Extract the listing below in full, unchanged.

◆ THE RECORDS:
--------------------------------------------------
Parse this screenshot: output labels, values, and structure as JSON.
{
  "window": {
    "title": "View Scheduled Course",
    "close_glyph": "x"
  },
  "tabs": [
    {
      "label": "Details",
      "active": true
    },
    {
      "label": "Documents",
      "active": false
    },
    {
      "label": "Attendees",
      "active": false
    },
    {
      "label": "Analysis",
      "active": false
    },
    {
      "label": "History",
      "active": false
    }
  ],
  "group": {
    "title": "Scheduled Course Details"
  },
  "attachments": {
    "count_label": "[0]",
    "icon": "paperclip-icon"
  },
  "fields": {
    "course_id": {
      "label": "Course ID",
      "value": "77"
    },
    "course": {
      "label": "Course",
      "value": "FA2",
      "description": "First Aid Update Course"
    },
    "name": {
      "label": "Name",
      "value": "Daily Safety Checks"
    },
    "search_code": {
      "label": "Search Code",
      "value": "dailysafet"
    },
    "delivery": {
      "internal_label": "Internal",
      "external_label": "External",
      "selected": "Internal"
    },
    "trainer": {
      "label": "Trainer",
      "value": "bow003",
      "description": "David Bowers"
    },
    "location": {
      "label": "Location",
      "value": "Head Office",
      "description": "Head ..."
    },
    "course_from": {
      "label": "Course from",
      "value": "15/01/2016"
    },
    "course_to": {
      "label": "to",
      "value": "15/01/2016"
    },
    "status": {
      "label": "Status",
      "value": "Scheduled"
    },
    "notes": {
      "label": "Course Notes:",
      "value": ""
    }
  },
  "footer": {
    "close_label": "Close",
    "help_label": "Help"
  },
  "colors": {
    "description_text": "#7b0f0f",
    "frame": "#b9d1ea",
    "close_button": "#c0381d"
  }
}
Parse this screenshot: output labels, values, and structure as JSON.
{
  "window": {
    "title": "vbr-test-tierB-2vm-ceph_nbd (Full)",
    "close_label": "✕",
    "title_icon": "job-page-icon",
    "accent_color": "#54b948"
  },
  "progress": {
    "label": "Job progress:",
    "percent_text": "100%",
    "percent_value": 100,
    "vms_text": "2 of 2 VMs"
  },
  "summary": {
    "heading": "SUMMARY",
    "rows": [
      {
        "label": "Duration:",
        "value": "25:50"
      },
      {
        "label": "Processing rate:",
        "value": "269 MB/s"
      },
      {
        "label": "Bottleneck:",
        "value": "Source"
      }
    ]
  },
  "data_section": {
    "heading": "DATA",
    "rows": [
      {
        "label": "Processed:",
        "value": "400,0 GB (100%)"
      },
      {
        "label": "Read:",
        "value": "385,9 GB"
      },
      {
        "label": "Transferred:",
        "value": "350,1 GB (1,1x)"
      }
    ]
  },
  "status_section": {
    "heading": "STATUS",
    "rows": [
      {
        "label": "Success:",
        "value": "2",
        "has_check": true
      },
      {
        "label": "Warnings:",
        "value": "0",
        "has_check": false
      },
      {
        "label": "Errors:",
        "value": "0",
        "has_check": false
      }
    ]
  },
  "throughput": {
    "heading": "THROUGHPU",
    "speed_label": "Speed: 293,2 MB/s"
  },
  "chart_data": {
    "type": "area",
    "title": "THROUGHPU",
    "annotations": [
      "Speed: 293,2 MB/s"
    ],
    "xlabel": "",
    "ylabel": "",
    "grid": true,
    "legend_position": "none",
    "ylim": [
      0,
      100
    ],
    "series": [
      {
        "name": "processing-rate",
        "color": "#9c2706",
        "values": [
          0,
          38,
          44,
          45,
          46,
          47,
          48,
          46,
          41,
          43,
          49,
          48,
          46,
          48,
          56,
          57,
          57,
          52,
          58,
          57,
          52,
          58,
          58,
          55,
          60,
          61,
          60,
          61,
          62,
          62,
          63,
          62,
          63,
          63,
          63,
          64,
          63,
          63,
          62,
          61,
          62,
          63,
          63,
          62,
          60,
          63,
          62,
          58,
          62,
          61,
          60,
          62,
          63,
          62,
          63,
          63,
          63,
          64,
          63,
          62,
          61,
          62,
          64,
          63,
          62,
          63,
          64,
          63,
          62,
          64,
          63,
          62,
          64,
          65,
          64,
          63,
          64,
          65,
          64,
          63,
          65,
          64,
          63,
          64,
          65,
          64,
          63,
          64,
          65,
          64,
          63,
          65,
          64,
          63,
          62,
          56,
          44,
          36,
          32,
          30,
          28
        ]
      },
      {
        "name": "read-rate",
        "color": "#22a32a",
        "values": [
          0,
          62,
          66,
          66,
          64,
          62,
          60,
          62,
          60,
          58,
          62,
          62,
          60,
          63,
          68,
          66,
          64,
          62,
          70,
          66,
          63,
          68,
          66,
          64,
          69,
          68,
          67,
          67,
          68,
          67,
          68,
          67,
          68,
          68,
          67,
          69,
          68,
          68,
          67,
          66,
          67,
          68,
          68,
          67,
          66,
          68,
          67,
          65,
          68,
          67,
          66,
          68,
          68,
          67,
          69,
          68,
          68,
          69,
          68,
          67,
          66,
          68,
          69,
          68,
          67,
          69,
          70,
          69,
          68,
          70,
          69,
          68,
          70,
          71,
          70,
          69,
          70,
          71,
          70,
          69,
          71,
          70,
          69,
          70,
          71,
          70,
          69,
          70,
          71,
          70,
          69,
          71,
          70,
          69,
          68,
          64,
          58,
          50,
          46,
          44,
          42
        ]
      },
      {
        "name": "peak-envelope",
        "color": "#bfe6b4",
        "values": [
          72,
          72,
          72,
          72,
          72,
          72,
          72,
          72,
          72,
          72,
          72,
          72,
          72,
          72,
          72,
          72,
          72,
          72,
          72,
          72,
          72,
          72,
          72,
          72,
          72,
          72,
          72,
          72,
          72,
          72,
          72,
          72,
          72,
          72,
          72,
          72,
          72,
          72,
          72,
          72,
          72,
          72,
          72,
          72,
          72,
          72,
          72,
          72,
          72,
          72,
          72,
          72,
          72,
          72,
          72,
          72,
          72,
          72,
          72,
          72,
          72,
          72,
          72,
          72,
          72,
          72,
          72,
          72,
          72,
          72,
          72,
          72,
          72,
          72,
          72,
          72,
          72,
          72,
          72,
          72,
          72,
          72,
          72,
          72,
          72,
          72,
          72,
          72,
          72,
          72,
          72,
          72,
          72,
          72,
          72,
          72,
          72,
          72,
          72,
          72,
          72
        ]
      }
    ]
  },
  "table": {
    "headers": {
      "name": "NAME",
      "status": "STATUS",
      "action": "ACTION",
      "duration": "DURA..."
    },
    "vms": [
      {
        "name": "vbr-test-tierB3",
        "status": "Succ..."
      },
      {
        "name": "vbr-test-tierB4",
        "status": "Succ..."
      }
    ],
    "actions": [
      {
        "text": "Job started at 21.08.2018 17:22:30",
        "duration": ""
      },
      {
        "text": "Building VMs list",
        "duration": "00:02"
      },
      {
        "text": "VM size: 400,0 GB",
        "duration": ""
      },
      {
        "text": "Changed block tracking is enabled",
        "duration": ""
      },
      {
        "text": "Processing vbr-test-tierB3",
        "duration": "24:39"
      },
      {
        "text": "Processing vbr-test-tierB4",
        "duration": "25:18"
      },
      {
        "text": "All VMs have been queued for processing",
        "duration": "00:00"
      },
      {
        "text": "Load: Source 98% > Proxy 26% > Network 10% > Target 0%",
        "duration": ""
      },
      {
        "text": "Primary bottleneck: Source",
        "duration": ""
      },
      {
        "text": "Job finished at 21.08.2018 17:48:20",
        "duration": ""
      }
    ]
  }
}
--------------------------------------------------
◆ COMPLETE OUTPUT:
Parse this screenshot: output labels, values, and structure as JSON.
{
  "window": {
    "title": "View Scheduled Course",
    "close_glyph": "x"
  },
  "tabs": [
    {
      "label": "Details",
      "active": true
    },
    {
      "label": "Documents",
      "active": false
    },
    {
      "label": "Attendees",
      "active": false
    },
    {
      "label": "Analysis",
      "active": false
    },
    {
      "label": "History",
      "active": false
    }
  ],
  "group": {
    "title": "Scheduled Course Details"
  },
  "attachments": {
    "count_label": "[0]",
    "icon": "paperclip-icon"
  },
  "fields": {
    "course_id": {
      "label": "Course ID",
      "value": "77"
    },
    "course": {
      "label": "Course",
      "value": "FA2",
      "description": "First Aid Update Course"
    },
    "name": {
      "label": "Name",
      "value": "Daily Safety Checks"
    },
    "search_code": {
      "label": "Search Code",
      "value": "dailysafet"
    },
    "delivery": {
      "internal_label": "Internal",
      "external_label": "External",
      "selected": "Internal"
    },
    "trainer": {
      "label": "Trainer",
      "value": "bow003",
      "description": "David Bowers"
    },
    "location": {
      "label": "Location",
      "value": "Head Office",
      "description": "Head ..."
    },
    "course_from": {
      "label": "Course from",
      "value": "15/01/2016"
    },
    "course_to": {
      "label": "to",
      "value": "15/01/2016"
    },
    "status": {
      "label": "Status",
      "value": "Scheduled"
    },
    "notes": {
      "label": "Course Notes:",
      "value": ""
    }
  },
  "footer": {
    "close_label": "Close",
    "help_label": "Help"
  },
  "colors": {
    "description_text": "#7b0f0f",
    "frame": "#b9d1ea",
    "close_button": "#c0381d"
  }
}
Parse this screenshot: output labels, values, and structure as JSON.
{
  "window": {
    "title": "vbr-test-tierB-2vm-ceph_nbd (Full)",
    "close_label": "✕",
    "title_icon": "job-page-icon",
    "accent_color": "#54b948"
  },
  "progress": {
    "label": "Job progress:",
    "percent_text": "100%",
    "percent_value": 100,
    "vms_text": "2 of 2 VMs"
  },
  "summary": {
    "heading": "SUMMARY",
    "rows": [
      {
        "label": "Duration:",
        "value": "25:50"
      },
      {
        "label": "Processing rate:",
        "value": "269 MB/s"
      },
      {
        "label": "Bottleneck:",
        "value": "Source"
      }
    ]
  },
  "data_section": {
    "heading": "DATA",
    "rows": [
      {
        "label": "Processed:",
        "value": "400,0 GB (100%)"
      },
      {
        "label": "Read:",
        "value": "385,9 GB"
      },
      {
        "label": "Transferred:",
        "value": "350,1 GB (1,1x)"
      }
    ]
  },
  "status_section": {
    "heading": "STATUS",
    "rows": [
      {
        "label": "Success:",
        "value": "2",
        "has_check": true
      },
      {
        "label": "Warnings:",
        "value": "0",
        "has_check": false
      },
      {
        "label": "Errors:",
        "value": "0",
        "has_check": false
      }
    ]
  },
  "throughput": {
    "heading": "THROUGHPU",
    "speed_label": "Speed: 293,2 MB/s"
  },
  "chart_data": {
    "type": "area",
    "title": "THROUGHPU",
    "annotations": [
      "Speed: 293,2 MB/s"
    ],
    "xlabel": "",
    "ylabel": "",
    "grid": true,
    "legend_position": "none",
    "ylim": [
      0,
      100
    ],
    "series": [
      {
        "name": "processing-rate",
        "color": "#9c2706",
        "values": [
          0,
          38,
          44,
          45,
          46,
          47,
          48,
          46,
          41,
          43,
          49,
          48,
          46,
          48,
          56,
          57,
          57,
          52,
          58,
          57,
          52,
          58,
          58,
          55,
          60,
          61,
          60,
          61,
          62,
          62,
          63,
          62,
          63,
          63,
          63,
          64,
          63,
          63,
          62,
          61,
          62,
          63,
          63,
          62,
          60,
          63,
          62,
          58,
          62,
          61,
          60,
          62,
          63,
          62,
          63,
          63,
          63,
          64,
          63,
          62,
          61,
          62,
          64,
          63,
          62,
          63,
          64,
          63,
          62,
          64,
          63,
          62,
          64,
          65,
          64,
          63,
          64,
          65,
          64,
          63,
          65,
          64,
          63,
          64,
          65,
          64,
          63,
          64,
          65,
          64,
          63,
          65,
          64,
          63,
          62,
          56,
          44,
          36,
          32,
          30,
          28
        ]
      },
      {
        "name": "read-rate",
        "color": "#22a32a",
        "values": [
          0,
          62,
          66,
          66,
          64,
          62,
          60,
          62,
          60,
          58,
          62,
          62,
          60,
          63,
          68,
          66,
          64,
          62,
          70,
          66,
          63,
          68,
          66,
          64,
          69,
          68,
          67,
          67,
          68,
          67,
          68,
          67,
          68,
          68,
          67,
          69,
          68,
          68,
          67,
          66,
          67,
          68,
          68,
          67,
          66,
          68,
          67,
          65,
          68,
          67,
          66,
          68,
          68,
          67,
          69,
          68,
          68,
          69,
          68,
          67,
          66,
          68,
          69,
          68,
          67,
          69,
          70,
          69,
          68,
          70,
          69,
          68,
          70,
          71,
          70,
          69,
          70,
          71,
          70,
          69,
          71,
          70,
          69,
          70,
          71,
          70,
          69,
          70,
          71,
          70,
          69,
          71,
          70,
          69,
          68,
          64,
          58,
          50,
          46,
          44,
          42
        ]
      },
      {
        "name": "peak-envelope",
        "color": "#bfe6b4",
        "values": [
          72,
          72,
          72,
          72,
          72,
          72,
          72,
          72,
          72,
          72,
          72,
          72,
          72,
          72,
          72,
          72,
          72,
          72,
          72,
          72,
          72,
          72,
          72,
          72,
          72,
          72,
          72,
          72,
          72,
          72,
          72,
          72,
          72,
          72,
          72,
          72,
          72,
          72,
          72,
          72,
          72,
          72,
          72,
          72,
          72,
          72,
          72,
          72,
          72,
          72,
          72,
          72,
          72,
          72,
          72,
          72,
          72,
          72,
          72,
          72,
          72,
          72,
          72,
          72,
          72,
          72,
          72,
          72,
          72,
          72,
          72,
          72,
          72,
          72,
          72,
          72,
          72,
          72,
          72,
          72,
          72,
          72,
          72,
          72,
          72,
          72,
          72,
          72,
          72,
          72,
          72,
          72,
          72,
          72,
          72,
          72,
          72,
          72,
          72,
          72,
          72
        ]
      }
    ]
  },
  "table": {
    "headers": {
      "name": "NAME",
      "status": "STATUS",
      "action": "ACTION",
      "duration": "DURA..."
    },
    "vms": [
      {
        "name": "vbr-test-tierB3",
        "status": "Succ..."
      },
      {
        "name": "vbr-test-tierB4",
        "status": "Succ..."
      }
    ],
    "actions": [
      {
        "text": "Job started at 21.08.2018 17:22:30",
        "duration": ""
      },
      {
        "text": "Building VMs list",
        "duration": "00:02"
      },
      {
        "text": "VM size: 400,0 GB",
        "duration": ""
      },
      {
        "text": "Changed block tracking is enabled",
        "duration": ""
      },
      {
        "text": "Processing vbr-test-tierB3",
        "duration": "24:39"
      },
      {
        "text": "Processing vbr-test-tierB4",
        "duration": "25:18"
      },
      {
        "text": "All VMs have been queued for processing",
        "duration": "00:00"
      },
      {
        "text": "Load: Source 98% > Proxy 26% > Network 10% > Target 0%",
        "duration": ""
      },
      {
        "text": "Primary bottleneck: Source",
        "duration": ""
      },
      {
        "text": "Job finished at 21.08.2018 17:48:20",
        "duration": ""
      }
    ]
  }
}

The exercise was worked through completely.